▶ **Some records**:

** BEGIN **

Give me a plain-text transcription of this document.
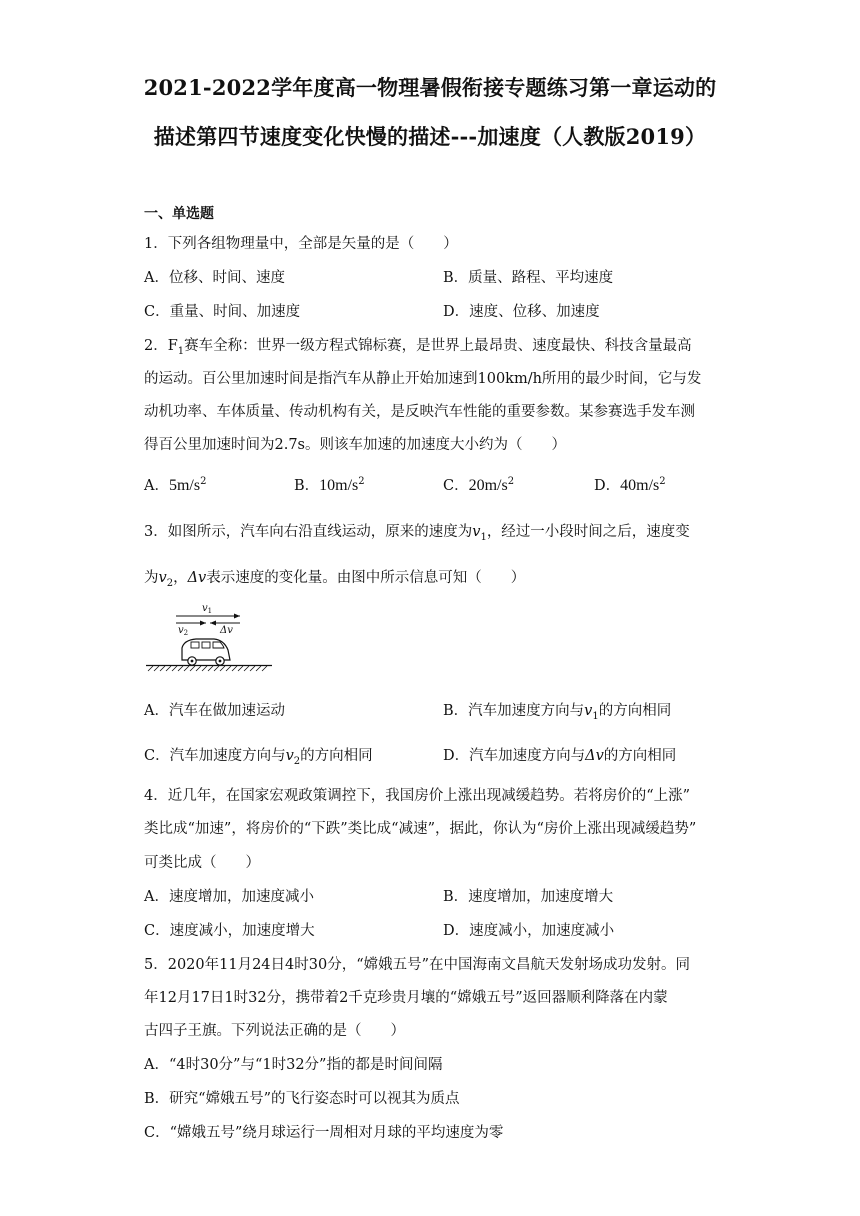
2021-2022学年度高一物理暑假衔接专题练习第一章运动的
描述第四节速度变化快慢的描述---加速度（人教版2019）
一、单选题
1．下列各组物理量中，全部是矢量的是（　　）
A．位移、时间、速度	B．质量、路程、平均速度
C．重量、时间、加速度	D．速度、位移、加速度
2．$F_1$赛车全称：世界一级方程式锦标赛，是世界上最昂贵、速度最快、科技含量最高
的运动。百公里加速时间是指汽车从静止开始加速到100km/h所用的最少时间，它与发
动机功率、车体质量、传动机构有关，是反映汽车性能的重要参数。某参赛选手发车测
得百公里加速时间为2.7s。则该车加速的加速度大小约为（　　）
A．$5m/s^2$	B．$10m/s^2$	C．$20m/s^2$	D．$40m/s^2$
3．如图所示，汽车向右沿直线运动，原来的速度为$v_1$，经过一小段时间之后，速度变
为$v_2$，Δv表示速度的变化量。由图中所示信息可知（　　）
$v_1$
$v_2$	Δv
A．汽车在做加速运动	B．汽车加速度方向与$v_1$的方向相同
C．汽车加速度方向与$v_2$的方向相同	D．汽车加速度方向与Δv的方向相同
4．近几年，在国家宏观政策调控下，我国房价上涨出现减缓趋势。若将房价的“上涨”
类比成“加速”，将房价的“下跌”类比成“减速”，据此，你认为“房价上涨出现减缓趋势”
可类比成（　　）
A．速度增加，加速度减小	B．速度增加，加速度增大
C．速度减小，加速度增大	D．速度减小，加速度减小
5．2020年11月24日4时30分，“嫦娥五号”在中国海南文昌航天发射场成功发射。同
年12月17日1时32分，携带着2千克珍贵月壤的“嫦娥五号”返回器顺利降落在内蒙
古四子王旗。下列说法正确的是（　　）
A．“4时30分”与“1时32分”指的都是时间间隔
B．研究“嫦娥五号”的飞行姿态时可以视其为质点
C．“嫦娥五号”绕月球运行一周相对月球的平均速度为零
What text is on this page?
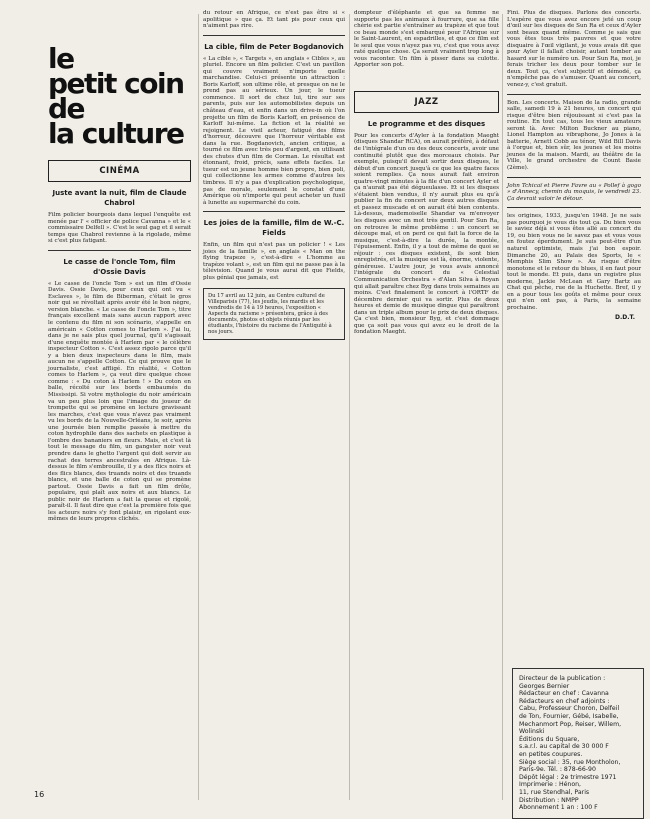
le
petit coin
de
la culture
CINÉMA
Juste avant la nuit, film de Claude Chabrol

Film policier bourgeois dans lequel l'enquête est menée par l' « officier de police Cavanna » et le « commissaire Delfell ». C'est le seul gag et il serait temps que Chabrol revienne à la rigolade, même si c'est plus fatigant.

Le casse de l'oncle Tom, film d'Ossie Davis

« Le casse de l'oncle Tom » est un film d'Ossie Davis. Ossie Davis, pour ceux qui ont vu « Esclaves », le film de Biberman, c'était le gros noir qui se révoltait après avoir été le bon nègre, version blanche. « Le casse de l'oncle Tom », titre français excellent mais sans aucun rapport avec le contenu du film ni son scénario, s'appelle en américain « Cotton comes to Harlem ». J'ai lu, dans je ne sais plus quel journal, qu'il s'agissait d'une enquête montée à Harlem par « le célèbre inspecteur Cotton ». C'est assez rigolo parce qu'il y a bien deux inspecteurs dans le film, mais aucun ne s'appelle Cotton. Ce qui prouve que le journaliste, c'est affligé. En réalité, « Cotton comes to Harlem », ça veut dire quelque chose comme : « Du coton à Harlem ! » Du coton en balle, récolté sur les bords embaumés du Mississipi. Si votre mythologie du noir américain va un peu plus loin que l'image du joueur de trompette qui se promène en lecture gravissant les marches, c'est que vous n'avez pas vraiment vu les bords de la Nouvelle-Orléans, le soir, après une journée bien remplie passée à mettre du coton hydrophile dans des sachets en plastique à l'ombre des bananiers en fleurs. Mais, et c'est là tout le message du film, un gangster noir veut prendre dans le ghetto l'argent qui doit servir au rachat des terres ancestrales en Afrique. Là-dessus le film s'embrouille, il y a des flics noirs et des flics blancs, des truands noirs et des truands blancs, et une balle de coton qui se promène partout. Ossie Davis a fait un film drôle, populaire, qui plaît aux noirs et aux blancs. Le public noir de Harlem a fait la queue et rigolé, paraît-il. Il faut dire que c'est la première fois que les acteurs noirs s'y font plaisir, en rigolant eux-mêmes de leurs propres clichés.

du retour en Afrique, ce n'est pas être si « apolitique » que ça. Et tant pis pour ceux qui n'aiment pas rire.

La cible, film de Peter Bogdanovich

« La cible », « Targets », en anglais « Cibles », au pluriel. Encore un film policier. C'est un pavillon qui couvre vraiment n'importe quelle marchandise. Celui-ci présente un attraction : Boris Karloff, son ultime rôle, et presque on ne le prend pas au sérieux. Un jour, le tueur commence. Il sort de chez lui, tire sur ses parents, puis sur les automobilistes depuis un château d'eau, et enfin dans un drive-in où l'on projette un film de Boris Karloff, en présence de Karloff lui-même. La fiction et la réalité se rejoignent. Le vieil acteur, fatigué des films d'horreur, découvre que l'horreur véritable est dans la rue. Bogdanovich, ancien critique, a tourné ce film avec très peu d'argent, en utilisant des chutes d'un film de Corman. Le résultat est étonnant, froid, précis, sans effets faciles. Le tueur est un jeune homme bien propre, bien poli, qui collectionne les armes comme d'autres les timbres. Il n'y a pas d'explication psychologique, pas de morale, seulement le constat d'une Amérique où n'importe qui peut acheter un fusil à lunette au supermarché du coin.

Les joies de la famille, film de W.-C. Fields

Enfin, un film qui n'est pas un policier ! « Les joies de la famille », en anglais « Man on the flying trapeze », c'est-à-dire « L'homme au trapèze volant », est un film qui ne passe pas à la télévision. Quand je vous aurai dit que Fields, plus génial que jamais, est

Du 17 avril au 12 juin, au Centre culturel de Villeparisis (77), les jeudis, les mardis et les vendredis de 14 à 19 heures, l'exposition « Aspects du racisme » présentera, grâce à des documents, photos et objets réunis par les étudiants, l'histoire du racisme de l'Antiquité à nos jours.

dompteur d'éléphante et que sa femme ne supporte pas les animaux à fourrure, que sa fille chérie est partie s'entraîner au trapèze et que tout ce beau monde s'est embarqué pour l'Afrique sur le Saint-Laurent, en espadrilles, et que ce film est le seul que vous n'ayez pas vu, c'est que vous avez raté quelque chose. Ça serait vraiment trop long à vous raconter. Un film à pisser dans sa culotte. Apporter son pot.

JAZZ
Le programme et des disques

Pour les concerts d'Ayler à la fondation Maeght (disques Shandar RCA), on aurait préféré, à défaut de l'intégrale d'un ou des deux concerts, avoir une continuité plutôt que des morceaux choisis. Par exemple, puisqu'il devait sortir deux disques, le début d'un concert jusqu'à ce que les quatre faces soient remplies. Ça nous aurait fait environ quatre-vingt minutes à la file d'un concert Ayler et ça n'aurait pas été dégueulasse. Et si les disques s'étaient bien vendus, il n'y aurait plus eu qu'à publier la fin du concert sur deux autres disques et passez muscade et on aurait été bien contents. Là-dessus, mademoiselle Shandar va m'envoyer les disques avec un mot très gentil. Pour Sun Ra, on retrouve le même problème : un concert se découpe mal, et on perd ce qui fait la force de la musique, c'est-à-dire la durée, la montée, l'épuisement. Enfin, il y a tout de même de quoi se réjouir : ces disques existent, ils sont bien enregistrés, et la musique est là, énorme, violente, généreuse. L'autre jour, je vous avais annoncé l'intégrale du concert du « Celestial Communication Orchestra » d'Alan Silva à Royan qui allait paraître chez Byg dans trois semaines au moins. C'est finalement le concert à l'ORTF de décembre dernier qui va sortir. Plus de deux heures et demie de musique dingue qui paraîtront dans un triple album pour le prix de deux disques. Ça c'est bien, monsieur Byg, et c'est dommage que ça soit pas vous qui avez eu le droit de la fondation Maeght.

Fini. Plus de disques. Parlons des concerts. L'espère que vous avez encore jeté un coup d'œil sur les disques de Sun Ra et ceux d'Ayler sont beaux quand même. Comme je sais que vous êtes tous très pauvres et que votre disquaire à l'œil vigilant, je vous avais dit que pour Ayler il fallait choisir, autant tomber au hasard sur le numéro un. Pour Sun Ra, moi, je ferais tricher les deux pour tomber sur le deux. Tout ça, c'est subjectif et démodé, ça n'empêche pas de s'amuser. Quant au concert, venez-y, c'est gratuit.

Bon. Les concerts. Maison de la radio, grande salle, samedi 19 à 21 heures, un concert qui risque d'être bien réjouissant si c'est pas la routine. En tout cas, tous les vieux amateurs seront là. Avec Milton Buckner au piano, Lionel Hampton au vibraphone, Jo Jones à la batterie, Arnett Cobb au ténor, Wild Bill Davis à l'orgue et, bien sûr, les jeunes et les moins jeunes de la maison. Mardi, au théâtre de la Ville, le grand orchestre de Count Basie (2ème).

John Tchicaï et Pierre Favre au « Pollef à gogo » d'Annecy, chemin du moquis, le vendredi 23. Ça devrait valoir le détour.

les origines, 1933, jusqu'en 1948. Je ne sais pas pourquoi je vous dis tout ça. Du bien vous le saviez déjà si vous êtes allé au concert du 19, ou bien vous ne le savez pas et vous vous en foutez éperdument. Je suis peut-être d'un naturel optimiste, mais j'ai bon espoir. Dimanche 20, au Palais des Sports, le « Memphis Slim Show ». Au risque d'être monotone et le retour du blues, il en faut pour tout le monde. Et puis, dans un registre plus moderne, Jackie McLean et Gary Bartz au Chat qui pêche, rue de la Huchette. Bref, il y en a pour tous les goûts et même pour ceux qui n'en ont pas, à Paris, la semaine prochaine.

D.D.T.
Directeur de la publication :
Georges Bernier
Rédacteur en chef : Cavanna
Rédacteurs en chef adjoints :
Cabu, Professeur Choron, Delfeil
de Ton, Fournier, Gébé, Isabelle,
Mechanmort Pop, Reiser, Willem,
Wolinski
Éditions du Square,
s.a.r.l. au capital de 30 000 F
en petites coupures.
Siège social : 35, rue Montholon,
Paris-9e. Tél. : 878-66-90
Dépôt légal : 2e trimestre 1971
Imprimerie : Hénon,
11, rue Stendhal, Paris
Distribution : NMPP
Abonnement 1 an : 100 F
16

** END **

▶ **Given problem**: Check each line of the data above for the string "this" and report only how many lines have it.

▶ **Final result**: 2